- **Work to be completed**
Repeat every record below exactly, leaving out the pictures.

Data records
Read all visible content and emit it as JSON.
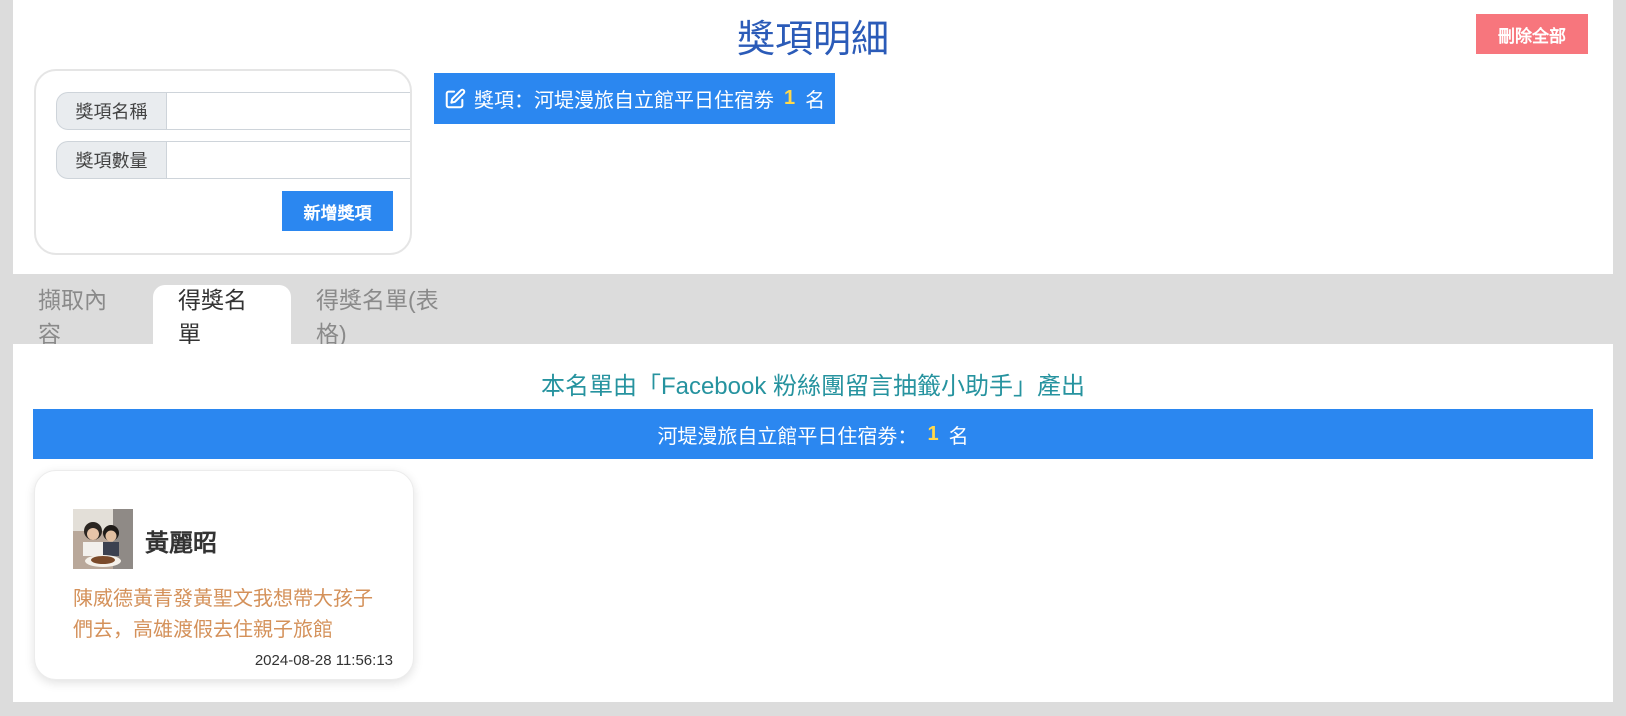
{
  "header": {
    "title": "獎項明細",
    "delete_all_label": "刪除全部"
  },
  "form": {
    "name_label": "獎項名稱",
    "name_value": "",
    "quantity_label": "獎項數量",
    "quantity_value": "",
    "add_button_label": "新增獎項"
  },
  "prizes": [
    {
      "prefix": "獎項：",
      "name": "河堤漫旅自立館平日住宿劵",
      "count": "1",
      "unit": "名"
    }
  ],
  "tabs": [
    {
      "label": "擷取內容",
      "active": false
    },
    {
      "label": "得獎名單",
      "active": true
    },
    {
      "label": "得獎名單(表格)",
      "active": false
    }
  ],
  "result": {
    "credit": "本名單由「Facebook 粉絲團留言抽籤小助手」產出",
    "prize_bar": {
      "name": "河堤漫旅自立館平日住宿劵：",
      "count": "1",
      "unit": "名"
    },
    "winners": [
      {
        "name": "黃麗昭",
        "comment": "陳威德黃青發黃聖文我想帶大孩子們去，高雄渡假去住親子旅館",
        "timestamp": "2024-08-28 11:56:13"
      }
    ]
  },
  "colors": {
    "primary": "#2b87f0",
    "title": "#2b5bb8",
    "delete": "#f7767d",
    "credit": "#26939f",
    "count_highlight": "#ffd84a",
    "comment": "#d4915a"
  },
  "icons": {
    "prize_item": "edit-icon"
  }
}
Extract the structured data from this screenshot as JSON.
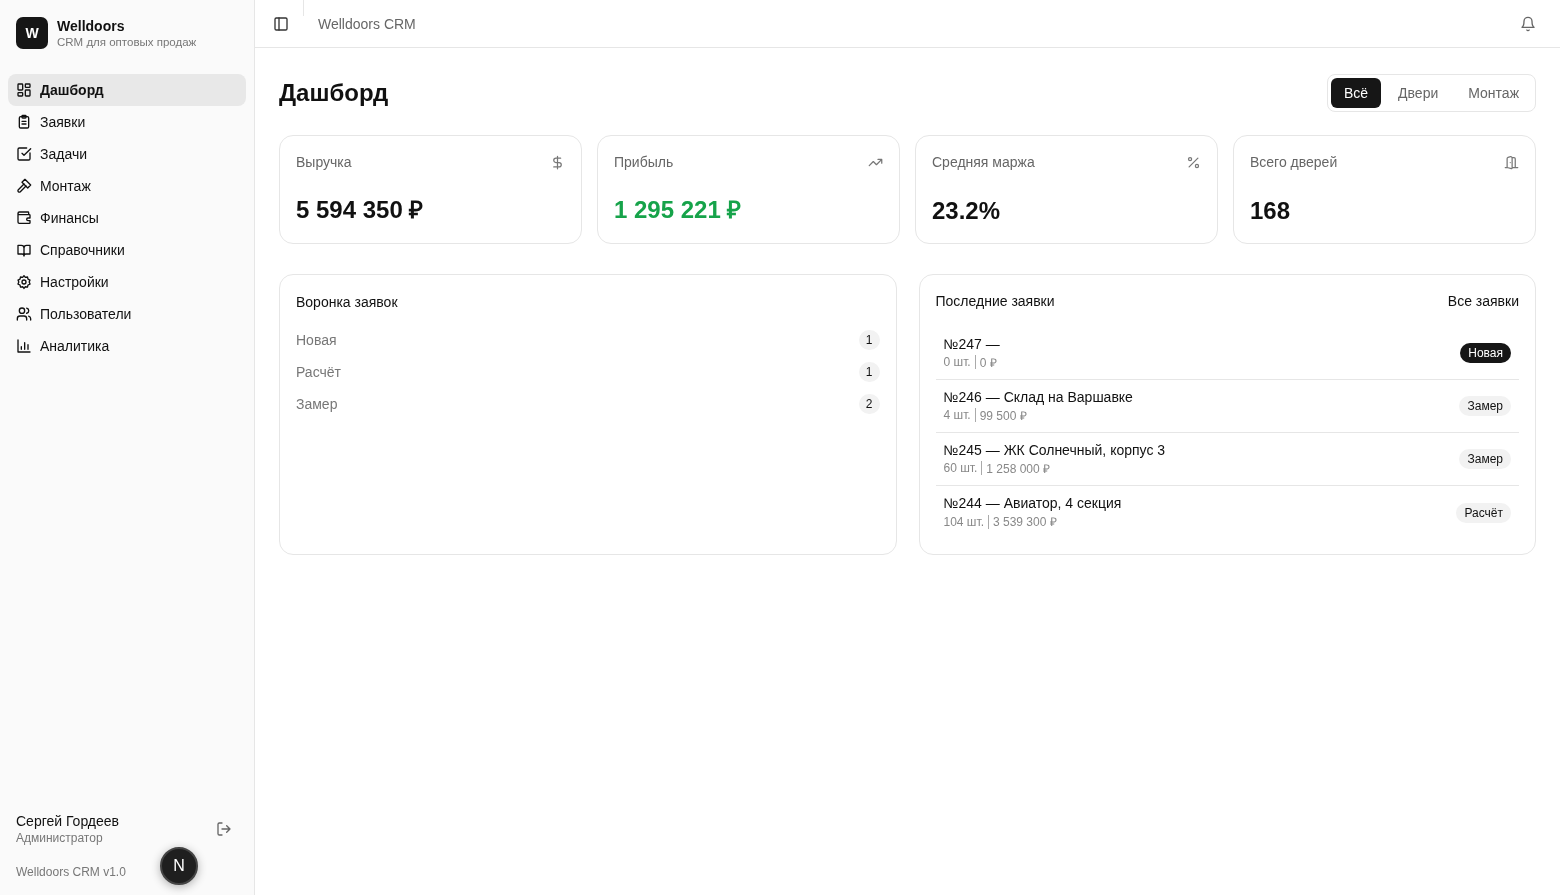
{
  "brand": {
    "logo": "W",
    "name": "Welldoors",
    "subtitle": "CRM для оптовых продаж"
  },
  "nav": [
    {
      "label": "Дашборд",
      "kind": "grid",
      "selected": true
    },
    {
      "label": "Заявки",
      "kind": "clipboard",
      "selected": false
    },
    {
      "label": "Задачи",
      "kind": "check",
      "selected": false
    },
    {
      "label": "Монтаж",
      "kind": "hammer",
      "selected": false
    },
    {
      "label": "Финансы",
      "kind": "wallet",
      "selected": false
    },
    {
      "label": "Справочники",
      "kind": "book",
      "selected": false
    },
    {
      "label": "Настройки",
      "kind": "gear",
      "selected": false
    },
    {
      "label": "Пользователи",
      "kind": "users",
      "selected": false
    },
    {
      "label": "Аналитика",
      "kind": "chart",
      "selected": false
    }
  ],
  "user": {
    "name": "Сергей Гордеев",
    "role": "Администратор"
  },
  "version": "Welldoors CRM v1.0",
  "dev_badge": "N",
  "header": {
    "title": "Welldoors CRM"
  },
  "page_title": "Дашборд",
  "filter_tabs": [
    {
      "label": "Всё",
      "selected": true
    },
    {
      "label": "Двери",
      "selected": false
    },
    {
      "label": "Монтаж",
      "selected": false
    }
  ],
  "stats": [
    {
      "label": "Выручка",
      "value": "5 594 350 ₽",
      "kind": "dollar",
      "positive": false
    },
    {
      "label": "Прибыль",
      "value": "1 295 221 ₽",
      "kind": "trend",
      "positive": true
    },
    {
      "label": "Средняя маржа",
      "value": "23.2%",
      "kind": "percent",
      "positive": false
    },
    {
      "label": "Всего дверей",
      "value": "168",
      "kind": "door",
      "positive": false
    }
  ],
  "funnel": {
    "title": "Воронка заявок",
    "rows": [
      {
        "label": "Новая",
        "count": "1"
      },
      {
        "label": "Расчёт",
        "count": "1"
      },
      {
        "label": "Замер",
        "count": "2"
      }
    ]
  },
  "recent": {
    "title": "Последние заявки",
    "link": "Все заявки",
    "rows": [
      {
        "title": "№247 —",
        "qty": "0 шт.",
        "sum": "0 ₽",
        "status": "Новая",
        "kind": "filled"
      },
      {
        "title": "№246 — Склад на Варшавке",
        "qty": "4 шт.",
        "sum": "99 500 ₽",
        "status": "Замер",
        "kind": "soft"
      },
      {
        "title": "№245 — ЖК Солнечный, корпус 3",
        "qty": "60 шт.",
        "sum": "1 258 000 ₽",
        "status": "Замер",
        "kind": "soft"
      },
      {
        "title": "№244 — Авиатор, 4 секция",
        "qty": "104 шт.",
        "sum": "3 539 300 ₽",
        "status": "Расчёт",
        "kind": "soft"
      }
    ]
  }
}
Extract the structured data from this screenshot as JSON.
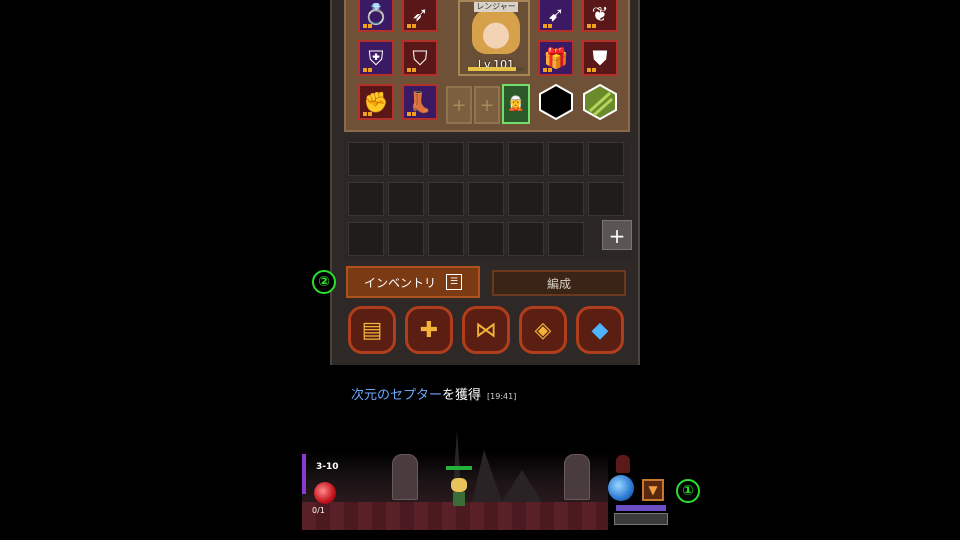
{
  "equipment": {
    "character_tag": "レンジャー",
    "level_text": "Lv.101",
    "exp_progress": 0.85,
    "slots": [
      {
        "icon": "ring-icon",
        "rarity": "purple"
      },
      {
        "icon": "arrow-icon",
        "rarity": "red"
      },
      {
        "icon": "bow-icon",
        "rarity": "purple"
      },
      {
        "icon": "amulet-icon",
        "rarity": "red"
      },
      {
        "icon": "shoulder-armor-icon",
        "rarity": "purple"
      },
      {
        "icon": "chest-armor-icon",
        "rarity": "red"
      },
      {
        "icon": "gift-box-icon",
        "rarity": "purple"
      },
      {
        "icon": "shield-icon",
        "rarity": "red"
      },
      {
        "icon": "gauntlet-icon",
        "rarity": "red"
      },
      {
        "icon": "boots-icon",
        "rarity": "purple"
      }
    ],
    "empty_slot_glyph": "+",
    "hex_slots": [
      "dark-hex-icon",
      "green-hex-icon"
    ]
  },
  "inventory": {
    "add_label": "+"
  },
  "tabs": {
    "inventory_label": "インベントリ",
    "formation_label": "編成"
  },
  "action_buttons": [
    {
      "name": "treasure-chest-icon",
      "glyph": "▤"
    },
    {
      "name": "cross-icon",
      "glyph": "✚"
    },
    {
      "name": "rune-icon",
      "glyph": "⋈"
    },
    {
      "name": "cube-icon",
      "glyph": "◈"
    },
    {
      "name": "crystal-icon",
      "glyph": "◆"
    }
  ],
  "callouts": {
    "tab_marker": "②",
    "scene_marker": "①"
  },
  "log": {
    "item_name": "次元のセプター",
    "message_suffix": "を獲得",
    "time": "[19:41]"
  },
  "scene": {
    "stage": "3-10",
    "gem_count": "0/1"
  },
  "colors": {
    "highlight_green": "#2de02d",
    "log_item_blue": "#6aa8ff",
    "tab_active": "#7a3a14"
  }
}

- **The reply**
Read all visible content and emit it as JSON.
{
  "header": {
    "title": "獎項明細",
    "delete_all_label": "刪除全部"
  },
  "form": {
    "name_label": "獎項名稱",
    "name_value": "",
    "quantity_label": "獎項數量",
    "quantity_value": "",
    "add_button_label": "新增獎項"
  },
  "prizes": [
    {
      "prefix": "獎項：",
      "name": "河堤漫旅自立館平日住宿劵",
      "count": "1",
      "unit": "名"
    }
  ],
  "tabs": [
    {
      "label": "擷取內容",
      "active": false
    },
    {
      "label": "得獎名單",
      "active": true
    },
    {
      "label": "得獎名單(表格)",
      "active": false
    }
  ],
  "result": {
    "credit": "本名單由「Facebook 粉絲團留言抽籤小助手」產出",
    "prize_bar": {
      "name": "河堤漫旅自立館平日住宿劵：",
      "count": "1",
      "unit": "名"
    },
    "winners": [
      {
        "name": "黃麗昭",
        "comment": "陳威德黃青發黃聖文我想帶大孩子們去，高雄渡假去住親子旅館",
        "timestamp": "2024-08-28 11:56:13"
      }
    ]
  },
  "colors": {
    "primary": "#2b87f0",
    "title": "#2b5bb8",
    "delete": "#f7767d",
    "credit": "#26939f",
    "count_highlight": "#ffd84a",
    "comment": "#d4915a"
  },
  "icons": {
    "prize_item": "edit-icon"
  }
}
Extract the structured data from this screenshot as JSON.
{
  "brand": {
    "logo": "W",
    "name": "Welldoors",
    "subtitle": "CRM для оптовых продаж"
  },
  "nav": [
    {
      "label": "Дашборд",
      "kind": "grid",
      "selected": true
    },
    {
      "label": "Заявки",
      "kind": "clipboard",
      "selected": false
    },
    {
      "label": "Задачи",
      "kind": "check",
      "selected": false
    },
    {
      "label": "Монтаж",
      "kind": "hammer",
      "selected": false
    },
    {
      "label": "Финансы",
      "kind": "wallet",
      "selected": false
    },
    {
      "label": "Справочники",
      "kind": "book",
      "selected": false
    },
    {
      "label": "Настройки",
      "kind": "gear",
      "selected": false
    },
    {
      "label": "Пользователи",
      "kind": "users",
      "selected": false
    },
    {
      "label": "Аналитика",
      "kind": "chart",
      "selected": false
    }
  ],
  "user": {
    "name": "Сергей Гордеев",
    "role": "Администратор"
  },
  "version": "Welldoors CRM v1.0",
  "dev_badge": "N",
  "header": {
    "title": "Welldoors CRM"
  },
  "page_title": "Дашборд",
  "filter_tabs": [
    {
      "label": "Всё",
      "selected": true
    },
    {
      "label": "Двери",
      "selected": false
    },
    {
      "label": "Монтаж",
      "selected": false
    }
  ],
  "stats": [
    {
      "label": "Выручка",
      "value": "5 594 350 ₽",
      "kind": "dollar",
      "positive": false
    },
    {
      "label": "Прибыль",
      "value": "1 295 221 ₽",
      "kind": "trend",
      "positive": true
    },
    {
      "label": "Средняя маржа",
      "value": "23.2%",
      "kind": "percent",
      "positive": false
    },
    {
      "label": "Всего дверей",
      "value": "168",
      "kind": "door",
      "positive": false
    }
  ],
  "funnel": {
    "title": "Воронка заявок",
    "rows": [
      {
        "label": "Новая",
        "count": "1"
      },
      {
        "label": "Расчёт",
        "count": "1"
      },
      {
        "label": "Замер",
        "count": "2"
      }
    ]
  },
  "recent": {
    "title": "Последние заявки",
    "link": "Все заявки",
    "rows": [
      {
        "title": "№247 —",
        "qty": "0 шт.",
        "sum": "0 ₽",
        "status": "Новая",
        "kind": "filled"
      },
      {
        "title": "№246 — Склад на Варшавке",
        "qty": "4 шт.",
        "sum": "99 500 ₽",
        "status": "Замер",
        "kind": "soft"
      },
      {
        "title": "№245 — ЖК Солнечный, корпус 3",
        "qty": "60 шт.",
        "sum": "1 258 000 ₽",
        "status": "Замер",
        "kind": "soft"
      },
      {
        "title": "№244 — Авиатор, 4 секция",
        "qty": "104 шт.",
        "sum": "3 539 300 ₽",
        "status": "Расчёт",
        "kind": "soft"
      }
    ]
  }
}
Extract the structured data from this screenshot as JSON.
{
  "equipment": {
    "character_tag": "レンジャー",
    "level_text": "Lv.101",
    "exp_progress": 0.85,
    "slots": [
      {
        "icon": "ring-icon",
        "rarity": "purple"
      },
      {
        "icon": "arrow-icon",
        "rarity": "red"
      },
      {
        "icon": "bow-icon",
        "rarity": "purple"
      },
      {
        "icon": "amulet-icon",
        "rarity": "red"
      },
      {
        "icon": "shoulder-armor-icon",
        "rarity": "purple"
      },
      {
        "icon": "chest-armor-icon",
        "rarity": "red"
      },
      {
        "icon": "gift-box-icon",
        "rarity": "purple"
      },
      {
        "icon": "shield-icon",
        "rarity": "red"
      },
      {
        "icon": "gauntlet-icon",
        "rarity": "red"
      },
      {
        "icon": "boots-icon",
        "rarity": "purple"
      }
    ],
    "empty_slot_glyph": "+",
    "hex_slots": [
      "dark-hex-icon",
      "green-hex-icon"
    ]
  },
  "inventory": {
    "add_label": "+"
  },
  "tabs": {
    "inventory_label": "インベントリ",
    "formation_label": "編成"
  },
  "action_buttons": [
    {
      "name": "treasure-chest-icon",
      "glyph": "▤"
    },
    {
      "name": "cross-icon",
      "glyph": "✚"
    },
    {
      "name": "rune-icon",
      "glyph": "⋈"
    },
    {
      "name": "cube-icon",
      "glyph": "◈"
    },
    {
      "name": "crystal-icon",
      "glyph": "◆"
    }
  ],
  "callouts": {
    "tab_marker": "②",
    "scene_marker": "①"
  },
  "log": {
    "item_name": "次元のセプター",
    "message_suffix": "を獲得",
    "time": "[19:41]"
  },
  "scene": {
    "stage": "3-10",
    "gem_count": "0/1"
  },
  "colors": {
    "highlight_green": "#2de02d",
    "log_item_blue": "#6aa8ff",
    "tab_active": "#7a3a14"
  }
}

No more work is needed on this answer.